[Begin Supplied material]
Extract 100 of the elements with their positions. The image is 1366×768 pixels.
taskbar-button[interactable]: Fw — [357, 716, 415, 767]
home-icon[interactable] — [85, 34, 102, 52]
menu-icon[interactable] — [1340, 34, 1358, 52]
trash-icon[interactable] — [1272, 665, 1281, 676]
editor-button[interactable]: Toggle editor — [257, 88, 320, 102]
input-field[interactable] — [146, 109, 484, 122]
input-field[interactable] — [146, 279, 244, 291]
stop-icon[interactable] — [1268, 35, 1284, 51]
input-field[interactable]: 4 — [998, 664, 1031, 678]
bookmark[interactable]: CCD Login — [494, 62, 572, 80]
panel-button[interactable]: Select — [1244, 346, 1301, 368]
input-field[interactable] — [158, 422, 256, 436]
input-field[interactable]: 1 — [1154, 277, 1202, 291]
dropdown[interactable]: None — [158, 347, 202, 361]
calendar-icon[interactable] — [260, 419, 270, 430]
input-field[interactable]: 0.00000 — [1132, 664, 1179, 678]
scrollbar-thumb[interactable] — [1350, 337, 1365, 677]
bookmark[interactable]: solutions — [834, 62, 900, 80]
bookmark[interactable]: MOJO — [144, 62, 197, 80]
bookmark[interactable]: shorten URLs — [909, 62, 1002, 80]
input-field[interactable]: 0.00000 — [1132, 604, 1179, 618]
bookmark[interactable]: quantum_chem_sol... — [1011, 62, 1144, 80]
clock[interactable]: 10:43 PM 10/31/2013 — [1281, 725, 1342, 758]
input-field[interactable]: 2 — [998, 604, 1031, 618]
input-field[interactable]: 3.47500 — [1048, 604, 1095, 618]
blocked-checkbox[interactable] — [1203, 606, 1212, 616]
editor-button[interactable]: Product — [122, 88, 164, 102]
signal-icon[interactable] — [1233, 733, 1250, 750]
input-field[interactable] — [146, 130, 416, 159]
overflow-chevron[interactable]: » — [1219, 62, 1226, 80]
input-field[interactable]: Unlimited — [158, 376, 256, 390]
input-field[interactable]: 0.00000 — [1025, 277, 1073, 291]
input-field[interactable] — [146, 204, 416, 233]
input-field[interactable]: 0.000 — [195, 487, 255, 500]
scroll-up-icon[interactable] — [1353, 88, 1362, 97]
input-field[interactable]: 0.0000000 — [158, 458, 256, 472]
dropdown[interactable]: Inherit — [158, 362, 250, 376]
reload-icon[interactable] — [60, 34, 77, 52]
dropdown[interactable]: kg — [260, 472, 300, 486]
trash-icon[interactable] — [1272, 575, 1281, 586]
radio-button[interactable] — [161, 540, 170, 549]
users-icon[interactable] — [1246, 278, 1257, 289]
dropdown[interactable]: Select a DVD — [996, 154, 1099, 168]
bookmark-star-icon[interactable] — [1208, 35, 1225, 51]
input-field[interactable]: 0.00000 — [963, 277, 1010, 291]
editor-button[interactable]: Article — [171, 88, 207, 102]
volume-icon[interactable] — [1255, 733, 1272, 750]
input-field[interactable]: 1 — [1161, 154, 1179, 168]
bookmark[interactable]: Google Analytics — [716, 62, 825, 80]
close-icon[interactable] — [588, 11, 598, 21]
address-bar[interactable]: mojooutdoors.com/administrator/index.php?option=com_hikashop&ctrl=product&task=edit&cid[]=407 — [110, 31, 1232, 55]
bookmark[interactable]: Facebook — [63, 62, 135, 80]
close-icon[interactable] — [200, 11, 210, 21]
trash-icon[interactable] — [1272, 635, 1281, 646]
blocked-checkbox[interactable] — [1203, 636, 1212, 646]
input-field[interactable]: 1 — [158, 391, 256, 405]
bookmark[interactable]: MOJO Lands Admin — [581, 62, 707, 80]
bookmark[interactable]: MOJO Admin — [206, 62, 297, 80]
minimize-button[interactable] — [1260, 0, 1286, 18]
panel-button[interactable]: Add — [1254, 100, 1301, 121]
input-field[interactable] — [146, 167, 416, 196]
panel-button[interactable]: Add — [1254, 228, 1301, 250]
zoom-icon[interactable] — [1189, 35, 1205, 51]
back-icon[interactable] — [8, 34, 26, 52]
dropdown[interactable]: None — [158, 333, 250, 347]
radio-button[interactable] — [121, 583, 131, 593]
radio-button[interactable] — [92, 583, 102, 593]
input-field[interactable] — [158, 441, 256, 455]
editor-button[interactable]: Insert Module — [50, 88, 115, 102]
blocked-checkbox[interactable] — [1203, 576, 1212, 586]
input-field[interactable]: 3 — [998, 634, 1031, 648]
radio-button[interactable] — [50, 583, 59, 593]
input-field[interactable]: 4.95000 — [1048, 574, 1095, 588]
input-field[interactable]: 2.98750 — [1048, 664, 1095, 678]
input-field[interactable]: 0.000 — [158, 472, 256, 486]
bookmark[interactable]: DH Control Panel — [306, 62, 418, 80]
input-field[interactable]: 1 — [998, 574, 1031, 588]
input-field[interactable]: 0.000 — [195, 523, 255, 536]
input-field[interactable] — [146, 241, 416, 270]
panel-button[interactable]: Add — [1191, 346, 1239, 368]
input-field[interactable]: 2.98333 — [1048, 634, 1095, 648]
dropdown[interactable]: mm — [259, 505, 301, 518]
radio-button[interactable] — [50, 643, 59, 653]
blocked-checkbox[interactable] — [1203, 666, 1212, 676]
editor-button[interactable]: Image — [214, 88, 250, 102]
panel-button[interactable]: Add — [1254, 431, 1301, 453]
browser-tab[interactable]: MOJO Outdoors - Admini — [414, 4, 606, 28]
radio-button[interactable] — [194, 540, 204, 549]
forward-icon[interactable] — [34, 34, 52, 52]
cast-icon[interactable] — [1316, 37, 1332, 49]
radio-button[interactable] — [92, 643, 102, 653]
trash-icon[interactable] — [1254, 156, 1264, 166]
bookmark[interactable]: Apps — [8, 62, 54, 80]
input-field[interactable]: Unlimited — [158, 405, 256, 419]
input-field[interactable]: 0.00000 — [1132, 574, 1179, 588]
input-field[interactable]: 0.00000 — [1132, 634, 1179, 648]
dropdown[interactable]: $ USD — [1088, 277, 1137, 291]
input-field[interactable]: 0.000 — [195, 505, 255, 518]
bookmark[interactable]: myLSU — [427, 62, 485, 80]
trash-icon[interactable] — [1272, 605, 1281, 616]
[End Supplied material]
Short task: Set down the records word for word, starting at the very beginning and ending at the line that contains "menu-icon[interactable] — [1340, 34, 1358, 52]", including that line.

The answer:
Extract 100 of the elements with their positions. The image is 1366×768 pixels.
taskbar-button[interactable]: Fw — [357, 716, 415, 767]
home-icon[interactable] — [85, 34, 102, 52]
menu-icon[interactable] — [1340, 34, 1358, 52]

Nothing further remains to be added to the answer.